EXERCISE OBJECTIVE:
From the listing below, return each line that includes "锐角等于".

━━━━

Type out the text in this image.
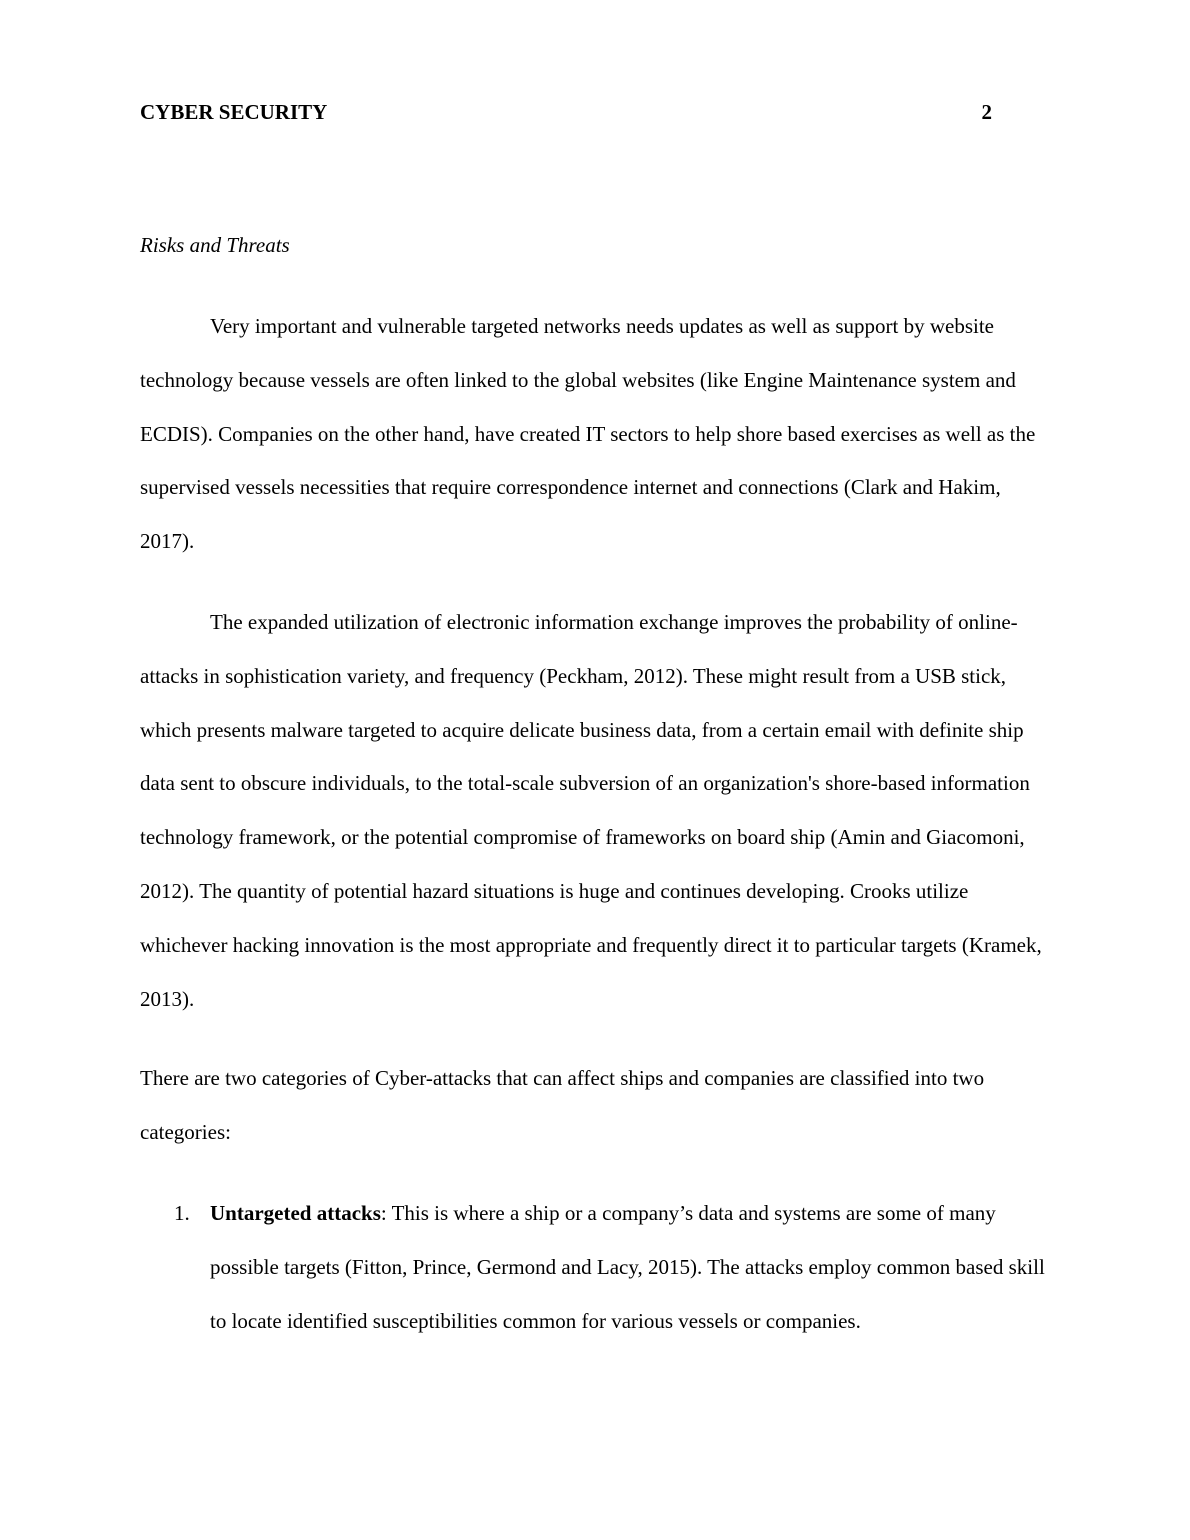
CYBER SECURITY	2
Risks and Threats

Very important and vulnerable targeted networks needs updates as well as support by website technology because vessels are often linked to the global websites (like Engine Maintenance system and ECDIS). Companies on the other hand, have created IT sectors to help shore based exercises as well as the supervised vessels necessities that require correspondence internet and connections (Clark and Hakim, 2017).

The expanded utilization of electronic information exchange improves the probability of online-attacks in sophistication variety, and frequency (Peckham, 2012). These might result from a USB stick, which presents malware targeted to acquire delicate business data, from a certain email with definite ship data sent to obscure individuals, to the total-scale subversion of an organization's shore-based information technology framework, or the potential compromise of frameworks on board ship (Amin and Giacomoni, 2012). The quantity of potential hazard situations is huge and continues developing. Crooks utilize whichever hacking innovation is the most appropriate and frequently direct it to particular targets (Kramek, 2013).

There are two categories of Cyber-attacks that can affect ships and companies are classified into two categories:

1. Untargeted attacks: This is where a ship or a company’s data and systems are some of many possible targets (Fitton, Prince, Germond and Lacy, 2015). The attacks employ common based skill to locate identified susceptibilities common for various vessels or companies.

━━━━

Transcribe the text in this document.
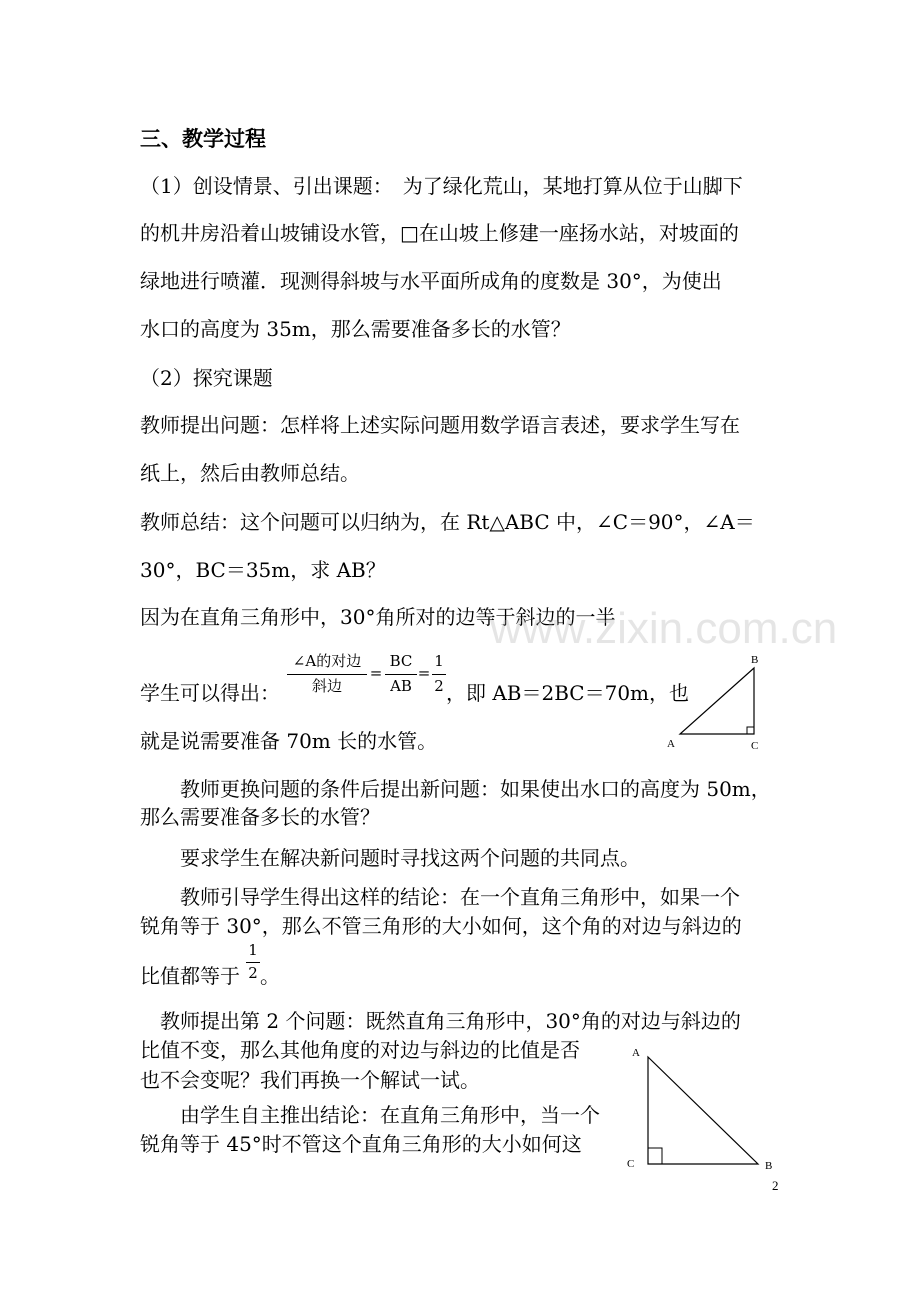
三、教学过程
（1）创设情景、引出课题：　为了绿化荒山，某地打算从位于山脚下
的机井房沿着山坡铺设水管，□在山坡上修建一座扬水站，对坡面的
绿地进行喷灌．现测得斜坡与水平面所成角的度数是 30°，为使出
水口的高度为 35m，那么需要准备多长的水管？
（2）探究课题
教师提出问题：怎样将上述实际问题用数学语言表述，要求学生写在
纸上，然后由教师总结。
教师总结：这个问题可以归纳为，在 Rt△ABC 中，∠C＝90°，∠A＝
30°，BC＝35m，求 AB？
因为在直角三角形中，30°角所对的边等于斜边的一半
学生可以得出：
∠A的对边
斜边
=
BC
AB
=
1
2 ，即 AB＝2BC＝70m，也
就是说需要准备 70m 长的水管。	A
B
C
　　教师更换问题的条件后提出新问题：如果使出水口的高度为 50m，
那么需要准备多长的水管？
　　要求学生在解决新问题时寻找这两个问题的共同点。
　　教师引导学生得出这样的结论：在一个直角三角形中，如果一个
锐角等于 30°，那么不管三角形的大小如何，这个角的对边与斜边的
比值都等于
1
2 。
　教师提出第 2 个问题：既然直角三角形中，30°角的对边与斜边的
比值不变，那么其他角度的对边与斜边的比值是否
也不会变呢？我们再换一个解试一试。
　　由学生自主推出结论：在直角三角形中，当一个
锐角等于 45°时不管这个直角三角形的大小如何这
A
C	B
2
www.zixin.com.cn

━━━━

THE SOLUTION:
锐角等于 30°，那么不管三角形的大小如何，这个角的对边与斜边的
锐角等于 45°时不管这个直角三角形的大小如何这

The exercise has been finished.